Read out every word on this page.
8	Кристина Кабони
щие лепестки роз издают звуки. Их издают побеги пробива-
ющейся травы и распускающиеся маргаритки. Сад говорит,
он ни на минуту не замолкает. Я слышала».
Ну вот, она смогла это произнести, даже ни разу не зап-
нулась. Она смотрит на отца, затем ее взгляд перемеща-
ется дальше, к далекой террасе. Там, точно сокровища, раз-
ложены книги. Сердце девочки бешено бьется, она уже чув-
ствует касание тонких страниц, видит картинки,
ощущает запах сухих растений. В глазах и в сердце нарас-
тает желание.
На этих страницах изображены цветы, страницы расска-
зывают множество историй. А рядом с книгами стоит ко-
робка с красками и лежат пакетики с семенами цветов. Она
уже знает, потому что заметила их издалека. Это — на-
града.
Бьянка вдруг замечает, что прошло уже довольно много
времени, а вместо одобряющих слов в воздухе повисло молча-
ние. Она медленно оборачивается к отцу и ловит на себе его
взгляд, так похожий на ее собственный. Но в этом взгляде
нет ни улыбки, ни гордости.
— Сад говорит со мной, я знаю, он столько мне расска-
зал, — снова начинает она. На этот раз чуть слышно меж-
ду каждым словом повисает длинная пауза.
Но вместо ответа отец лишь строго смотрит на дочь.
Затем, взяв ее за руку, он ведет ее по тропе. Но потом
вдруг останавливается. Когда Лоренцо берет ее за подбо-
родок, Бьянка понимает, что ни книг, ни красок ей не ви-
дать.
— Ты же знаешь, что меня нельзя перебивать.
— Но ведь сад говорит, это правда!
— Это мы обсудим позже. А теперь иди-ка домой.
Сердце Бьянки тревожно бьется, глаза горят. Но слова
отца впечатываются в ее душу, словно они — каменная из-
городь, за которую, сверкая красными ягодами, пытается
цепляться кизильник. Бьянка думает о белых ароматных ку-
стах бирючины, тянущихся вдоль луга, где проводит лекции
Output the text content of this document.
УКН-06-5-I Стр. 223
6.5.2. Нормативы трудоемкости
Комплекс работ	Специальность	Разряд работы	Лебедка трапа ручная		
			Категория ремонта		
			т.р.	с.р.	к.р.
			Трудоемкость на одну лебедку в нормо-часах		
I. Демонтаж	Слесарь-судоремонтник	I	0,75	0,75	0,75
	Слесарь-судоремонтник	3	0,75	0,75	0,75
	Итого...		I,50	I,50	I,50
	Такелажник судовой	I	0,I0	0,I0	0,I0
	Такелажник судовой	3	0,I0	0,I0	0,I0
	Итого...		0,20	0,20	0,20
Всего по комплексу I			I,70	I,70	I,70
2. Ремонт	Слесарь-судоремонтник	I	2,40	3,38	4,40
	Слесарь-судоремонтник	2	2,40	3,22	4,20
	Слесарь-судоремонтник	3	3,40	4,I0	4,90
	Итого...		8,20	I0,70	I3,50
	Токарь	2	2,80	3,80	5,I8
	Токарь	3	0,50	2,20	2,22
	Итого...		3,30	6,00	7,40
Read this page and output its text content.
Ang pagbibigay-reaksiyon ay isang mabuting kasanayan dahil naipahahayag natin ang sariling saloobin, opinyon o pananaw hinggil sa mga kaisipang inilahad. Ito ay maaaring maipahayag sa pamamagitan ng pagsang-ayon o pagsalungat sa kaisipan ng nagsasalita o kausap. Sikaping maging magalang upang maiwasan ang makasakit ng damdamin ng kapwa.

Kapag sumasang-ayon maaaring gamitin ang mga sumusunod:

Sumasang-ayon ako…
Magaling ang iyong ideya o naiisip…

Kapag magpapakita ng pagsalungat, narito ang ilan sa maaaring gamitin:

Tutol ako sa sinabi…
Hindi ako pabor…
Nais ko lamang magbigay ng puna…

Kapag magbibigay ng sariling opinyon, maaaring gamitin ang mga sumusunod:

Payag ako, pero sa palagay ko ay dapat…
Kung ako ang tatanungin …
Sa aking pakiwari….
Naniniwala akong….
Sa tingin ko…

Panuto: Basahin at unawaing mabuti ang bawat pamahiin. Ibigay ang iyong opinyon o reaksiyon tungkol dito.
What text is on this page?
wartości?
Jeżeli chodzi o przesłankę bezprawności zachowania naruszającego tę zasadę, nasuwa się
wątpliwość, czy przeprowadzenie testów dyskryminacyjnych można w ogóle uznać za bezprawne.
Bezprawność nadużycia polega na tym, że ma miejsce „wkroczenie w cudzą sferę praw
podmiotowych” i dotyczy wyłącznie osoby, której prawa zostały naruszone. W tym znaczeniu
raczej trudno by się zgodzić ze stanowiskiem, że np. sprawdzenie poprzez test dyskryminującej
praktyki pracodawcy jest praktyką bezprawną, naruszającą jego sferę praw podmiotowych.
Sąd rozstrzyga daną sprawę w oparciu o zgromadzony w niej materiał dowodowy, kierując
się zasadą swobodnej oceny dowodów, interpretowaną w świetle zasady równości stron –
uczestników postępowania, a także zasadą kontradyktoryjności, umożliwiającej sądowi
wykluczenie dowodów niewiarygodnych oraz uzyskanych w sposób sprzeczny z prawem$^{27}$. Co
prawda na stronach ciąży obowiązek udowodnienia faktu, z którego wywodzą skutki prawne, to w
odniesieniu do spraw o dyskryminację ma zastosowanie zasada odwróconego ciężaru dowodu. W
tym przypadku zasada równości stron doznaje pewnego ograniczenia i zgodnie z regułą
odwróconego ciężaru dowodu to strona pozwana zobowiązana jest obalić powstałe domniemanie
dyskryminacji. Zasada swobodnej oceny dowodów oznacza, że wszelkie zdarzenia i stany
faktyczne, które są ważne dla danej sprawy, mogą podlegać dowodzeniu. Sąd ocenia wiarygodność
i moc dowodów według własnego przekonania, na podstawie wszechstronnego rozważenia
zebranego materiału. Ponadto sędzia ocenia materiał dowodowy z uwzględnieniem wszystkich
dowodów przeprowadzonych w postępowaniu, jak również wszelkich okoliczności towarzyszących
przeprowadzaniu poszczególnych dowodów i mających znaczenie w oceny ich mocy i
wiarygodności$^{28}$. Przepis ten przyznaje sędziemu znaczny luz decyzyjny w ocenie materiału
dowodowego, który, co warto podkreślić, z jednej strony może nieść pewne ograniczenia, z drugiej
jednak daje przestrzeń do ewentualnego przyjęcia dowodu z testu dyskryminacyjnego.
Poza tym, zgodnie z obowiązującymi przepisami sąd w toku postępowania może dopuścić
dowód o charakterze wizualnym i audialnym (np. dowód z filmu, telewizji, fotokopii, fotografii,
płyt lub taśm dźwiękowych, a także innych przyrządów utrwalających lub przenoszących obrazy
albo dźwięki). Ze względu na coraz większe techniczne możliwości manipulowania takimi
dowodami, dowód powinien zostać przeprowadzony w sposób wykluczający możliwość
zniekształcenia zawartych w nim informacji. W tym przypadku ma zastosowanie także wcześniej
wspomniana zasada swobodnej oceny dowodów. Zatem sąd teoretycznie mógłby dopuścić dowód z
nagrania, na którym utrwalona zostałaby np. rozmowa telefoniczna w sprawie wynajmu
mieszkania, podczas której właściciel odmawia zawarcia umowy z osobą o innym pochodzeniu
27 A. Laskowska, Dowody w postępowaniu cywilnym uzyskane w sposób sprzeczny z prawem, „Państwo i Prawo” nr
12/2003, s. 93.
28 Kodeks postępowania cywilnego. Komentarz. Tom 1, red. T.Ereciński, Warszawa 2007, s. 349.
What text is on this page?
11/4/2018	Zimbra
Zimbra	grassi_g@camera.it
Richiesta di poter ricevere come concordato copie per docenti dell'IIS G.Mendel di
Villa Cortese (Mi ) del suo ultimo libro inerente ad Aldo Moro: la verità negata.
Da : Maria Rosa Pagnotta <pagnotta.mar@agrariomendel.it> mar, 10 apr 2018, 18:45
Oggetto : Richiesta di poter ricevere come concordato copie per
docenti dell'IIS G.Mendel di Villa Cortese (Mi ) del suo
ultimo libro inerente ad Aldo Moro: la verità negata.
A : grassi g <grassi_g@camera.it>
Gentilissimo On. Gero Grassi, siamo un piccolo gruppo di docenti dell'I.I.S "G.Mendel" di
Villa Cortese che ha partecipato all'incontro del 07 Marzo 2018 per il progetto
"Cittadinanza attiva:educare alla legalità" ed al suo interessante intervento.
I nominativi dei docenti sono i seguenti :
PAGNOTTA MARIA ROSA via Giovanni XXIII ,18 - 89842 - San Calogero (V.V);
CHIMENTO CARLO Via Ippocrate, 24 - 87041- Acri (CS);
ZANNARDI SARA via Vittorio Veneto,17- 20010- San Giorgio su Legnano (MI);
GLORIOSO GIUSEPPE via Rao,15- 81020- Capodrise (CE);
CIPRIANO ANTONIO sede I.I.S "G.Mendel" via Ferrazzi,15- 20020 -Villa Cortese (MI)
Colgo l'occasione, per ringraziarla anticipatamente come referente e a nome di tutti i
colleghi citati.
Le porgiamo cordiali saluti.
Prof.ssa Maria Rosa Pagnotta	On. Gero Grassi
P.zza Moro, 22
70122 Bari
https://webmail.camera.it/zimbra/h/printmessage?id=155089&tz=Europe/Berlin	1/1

____________

[What you will do] Report the number of lines of the listing above that hold the string "postępowania", with no other text.

[Result below] 3